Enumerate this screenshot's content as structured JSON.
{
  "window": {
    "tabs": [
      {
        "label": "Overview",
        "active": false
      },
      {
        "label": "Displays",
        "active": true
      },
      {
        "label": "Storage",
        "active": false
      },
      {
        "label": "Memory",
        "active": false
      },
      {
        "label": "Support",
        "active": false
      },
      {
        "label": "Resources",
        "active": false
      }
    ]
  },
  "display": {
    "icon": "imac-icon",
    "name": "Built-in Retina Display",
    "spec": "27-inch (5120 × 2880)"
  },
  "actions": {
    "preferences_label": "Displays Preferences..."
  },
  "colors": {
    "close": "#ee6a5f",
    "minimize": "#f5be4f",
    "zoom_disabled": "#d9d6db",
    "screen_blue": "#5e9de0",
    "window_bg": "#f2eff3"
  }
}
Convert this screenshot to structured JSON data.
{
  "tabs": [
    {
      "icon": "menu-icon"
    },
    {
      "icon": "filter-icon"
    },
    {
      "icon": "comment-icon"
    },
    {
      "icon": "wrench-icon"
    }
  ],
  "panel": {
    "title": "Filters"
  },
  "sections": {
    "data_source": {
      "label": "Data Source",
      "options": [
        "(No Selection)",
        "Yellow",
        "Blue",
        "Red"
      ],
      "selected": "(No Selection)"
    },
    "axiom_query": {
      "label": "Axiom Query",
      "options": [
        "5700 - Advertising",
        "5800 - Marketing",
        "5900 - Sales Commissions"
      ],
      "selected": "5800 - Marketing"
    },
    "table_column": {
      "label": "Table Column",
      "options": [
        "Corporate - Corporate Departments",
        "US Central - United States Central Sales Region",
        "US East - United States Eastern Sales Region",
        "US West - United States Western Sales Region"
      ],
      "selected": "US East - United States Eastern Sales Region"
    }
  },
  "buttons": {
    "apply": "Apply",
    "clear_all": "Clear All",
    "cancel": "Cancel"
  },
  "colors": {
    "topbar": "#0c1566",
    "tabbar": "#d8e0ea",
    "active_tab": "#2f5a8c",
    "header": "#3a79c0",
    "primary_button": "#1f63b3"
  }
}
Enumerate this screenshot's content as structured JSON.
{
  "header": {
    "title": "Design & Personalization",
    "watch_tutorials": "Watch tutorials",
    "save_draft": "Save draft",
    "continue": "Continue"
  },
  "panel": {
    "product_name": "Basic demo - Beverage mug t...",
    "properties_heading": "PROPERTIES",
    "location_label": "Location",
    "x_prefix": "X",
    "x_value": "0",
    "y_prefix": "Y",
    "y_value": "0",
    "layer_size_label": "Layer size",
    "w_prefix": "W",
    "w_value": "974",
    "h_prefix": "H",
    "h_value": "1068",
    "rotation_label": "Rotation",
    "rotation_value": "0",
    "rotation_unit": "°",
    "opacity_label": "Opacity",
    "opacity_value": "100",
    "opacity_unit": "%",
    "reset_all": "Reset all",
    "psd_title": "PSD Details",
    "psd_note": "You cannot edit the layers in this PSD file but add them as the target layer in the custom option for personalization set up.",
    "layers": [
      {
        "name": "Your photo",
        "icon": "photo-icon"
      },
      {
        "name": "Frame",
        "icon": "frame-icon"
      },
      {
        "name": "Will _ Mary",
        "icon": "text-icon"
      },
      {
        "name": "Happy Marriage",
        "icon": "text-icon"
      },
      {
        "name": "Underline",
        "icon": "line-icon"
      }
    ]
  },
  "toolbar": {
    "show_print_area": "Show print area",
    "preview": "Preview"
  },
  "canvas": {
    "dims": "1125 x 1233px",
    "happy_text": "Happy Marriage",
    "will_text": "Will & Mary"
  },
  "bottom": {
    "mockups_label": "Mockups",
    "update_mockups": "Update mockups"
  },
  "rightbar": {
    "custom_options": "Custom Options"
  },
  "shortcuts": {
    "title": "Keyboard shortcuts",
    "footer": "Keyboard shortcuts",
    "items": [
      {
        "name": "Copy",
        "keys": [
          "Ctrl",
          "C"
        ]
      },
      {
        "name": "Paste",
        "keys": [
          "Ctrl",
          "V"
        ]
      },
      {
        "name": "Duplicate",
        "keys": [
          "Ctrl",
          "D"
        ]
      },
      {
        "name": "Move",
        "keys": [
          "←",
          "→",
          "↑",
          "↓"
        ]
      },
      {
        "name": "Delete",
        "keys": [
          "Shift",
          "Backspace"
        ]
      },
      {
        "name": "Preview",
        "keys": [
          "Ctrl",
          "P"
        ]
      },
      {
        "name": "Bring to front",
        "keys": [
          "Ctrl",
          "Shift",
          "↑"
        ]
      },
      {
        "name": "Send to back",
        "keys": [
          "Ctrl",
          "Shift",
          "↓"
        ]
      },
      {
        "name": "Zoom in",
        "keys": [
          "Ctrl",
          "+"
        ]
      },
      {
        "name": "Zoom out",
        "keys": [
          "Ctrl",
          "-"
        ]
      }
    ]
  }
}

Written request
Each line that holds the word "East" is to be copied.

Answer to the exercise
        "US East - United States Eastern Sales Region",
      "selected": "US East - United States Eastern Sales Region"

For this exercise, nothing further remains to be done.